DATA SUPPLIED:
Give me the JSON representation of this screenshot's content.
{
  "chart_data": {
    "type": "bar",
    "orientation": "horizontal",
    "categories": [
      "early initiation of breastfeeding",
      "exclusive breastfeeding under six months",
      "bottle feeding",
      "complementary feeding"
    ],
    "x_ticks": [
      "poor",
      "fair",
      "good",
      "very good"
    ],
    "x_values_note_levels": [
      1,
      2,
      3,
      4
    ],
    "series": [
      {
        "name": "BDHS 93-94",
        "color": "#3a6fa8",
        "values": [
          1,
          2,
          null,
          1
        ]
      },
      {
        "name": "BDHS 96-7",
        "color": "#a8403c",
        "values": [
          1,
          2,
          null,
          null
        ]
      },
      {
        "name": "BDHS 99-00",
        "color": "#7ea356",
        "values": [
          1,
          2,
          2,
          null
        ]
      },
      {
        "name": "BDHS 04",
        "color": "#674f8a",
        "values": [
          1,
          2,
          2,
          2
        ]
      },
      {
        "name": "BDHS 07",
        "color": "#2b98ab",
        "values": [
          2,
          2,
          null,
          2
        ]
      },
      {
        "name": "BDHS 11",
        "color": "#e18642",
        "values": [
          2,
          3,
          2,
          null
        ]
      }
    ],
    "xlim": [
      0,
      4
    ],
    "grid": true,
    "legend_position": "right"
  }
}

EXERCISE AIM: Copy out each line of the data where the string "BDHS" appears.

REPLY:
        "name": "BDHS 93-94",
        "name": "BDHS 96-7",
        "name": "BDHS 99-00",
        "name": "BDHS 04",
        "name": "BDHS 07",
        "name": "BDHS 11",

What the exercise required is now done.